-- Start of Material for this exercise --

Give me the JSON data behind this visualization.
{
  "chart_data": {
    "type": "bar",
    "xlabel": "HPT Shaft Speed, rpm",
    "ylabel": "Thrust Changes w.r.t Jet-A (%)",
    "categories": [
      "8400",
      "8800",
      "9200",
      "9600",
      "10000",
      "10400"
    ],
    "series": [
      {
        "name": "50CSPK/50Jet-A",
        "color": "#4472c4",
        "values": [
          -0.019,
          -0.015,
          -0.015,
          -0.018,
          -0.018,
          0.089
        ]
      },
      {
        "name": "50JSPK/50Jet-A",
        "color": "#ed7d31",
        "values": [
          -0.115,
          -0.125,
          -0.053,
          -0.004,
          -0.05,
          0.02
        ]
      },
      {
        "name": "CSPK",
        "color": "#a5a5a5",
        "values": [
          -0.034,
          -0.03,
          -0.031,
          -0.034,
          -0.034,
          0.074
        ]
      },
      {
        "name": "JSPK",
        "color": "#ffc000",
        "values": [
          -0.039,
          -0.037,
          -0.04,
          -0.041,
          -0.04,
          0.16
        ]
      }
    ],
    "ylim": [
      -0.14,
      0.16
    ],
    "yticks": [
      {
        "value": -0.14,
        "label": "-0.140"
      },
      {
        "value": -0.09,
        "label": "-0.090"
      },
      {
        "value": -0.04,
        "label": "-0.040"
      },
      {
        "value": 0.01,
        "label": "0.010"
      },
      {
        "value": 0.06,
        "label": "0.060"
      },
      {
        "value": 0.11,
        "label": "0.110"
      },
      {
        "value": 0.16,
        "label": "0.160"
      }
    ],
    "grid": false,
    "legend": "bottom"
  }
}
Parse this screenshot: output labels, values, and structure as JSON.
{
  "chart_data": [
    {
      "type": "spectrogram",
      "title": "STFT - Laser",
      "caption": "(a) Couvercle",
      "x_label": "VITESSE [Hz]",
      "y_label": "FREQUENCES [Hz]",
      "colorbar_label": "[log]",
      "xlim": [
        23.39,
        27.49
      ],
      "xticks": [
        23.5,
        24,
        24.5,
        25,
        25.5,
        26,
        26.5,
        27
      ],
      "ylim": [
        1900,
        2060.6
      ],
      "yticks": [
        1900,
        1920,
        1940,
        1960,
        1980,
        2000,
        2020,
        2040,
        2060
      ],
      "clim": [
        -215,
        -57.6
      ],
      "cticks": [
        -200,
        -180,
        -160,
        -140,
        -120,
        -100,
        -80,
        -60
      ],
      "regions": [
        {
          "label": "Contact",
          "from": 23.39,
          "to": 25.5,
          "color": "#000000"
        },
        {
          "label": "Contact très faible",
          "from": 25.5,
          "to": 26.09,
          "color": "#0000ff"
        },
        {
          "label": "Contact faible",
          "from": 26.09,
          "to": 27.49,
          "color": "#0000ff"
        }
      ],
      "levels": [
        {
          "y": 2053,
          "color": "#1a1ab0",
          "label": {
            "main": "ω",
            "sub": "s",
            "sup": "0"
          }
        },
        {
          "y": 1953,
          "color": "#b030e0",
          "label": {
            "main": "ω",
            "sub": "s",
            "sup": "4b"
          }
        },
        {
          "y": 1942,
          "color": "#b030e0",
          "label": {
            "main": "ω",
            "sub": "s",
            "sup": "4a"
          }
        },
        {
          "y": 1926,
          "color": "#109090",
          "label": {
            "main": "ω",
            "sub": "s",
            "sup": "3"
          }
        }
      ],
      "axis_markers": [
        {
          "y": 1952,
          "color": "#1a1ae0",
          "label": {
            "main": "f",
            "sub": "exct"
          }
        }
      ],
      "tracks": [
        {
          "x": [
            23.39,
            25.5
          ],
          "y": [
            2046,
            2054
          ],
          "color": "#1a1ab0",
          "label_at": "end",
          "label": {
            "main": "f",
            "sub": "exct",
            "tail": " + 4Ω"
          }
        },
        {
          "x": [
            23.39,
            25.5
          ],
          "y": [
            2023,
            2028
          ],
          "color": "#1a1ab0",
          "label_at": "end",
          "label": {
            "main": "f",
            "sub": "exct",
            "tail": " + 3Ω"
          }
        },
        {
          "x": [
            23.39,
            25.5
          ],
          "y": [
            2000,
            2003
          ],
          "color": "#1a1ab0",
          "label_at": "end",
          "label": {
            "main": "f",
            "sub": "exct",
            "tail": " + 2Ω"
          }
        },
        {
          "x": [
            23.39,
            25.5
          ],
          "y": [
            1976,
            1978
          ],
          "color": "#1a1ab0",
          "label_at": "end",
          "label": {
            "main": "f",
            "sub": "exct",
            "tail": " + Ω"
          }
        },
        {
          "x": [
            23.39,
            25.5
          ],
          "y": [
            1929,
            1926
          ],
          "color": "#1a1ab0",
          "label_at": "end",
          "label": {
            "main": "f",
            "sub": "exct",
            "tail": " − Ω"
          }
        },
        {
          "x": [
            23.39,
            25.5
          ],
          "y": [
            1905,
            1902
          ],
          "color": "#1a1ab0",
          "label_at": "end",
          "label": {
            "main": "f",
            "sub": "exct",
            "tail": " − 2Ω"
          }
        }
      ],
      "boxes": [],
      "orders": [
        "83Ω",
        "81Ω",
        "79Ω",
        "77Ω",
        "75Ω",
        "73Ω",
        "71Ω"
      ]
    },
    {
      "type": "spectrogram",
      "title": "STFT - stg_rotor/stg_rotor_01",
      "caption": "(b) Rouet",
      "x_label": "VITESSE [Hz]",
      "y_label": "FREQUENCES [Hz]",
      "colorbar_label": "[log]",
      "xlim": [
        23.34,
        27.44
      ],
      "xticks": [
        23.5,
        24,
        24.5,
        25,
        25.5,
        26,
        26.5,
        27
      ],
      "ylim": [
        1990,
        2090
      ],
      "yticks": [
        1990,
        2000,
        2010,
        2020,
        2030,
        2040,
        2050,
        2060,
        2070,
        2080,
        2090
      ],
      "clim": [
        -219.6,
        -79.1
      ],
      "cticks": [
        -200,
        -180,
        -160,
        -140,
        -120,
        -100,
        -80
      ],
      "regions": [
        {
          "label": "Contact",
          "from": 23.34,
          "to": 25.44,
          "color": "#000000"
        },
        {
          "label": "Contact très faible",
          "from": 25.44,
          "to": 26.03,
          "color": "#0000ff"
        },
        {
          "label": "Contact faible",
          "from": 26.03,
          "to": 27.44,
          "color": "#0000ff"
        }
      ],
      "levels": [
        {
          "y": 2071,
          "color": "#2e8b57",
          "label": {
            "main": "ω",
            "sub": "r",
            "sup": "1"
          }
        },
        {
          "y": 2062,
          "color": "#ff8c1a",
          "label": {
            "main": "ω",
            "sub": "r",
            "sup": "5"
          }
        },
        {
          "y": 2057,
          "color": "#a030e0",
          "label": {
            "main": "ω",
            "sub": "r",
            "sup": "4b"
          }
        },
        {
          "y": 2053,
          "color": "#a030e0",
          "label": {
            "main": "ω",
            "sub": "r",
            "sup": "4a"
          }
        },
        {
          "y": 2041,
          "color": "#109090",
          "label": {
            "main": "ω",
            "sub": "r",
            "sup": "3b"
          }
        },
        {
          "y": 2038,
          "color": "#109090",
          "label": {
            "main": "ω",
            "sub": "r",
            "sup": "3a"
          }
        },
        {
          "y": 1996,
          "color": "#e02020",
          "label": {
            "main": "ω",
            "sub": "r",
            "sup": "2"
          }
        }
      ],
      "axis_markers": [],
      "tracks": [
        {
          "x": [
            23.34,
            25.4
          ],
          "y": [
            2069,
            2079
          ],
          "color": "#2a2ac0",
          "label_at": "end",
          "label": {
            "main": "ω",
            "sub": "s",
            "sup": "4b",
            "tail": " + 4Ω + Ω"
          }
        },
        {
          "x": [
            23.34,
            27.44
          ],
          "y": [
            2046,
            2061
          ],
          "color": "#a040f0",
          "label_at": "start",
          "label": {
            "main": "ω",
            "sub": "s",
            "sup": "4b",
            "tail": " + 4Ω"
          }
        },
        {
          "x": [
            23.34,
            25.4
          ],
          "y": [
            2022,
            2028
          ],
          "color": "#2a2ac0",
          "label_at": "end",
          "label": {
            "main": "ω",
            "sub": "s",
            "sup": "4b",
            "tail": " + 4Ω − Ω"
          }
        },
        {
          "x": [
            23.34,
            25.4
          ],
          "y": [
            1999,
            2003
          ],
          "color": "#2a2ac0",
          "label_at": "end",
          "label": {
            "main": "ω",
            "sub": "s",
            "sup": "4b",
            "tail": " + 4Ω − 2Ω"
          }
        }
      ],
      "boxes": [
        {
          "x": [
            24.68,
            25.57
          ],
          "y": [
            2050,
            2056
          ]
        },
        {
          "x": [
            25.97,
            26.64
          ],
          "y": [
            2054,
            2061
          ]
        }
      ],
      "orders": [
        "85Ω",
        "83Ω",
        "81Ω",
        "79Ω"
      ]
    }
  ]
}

-- End of Material for this exercise --

* Objective *
Pick out every line of the listing containing the word "name", and show those lines.

* Solution for this exercise *
        "name": "50CSPK/50Jet-A",
        "name": "50JSPK/50Jet-A",
        "name": "CSPK",
        "name": "JSPK",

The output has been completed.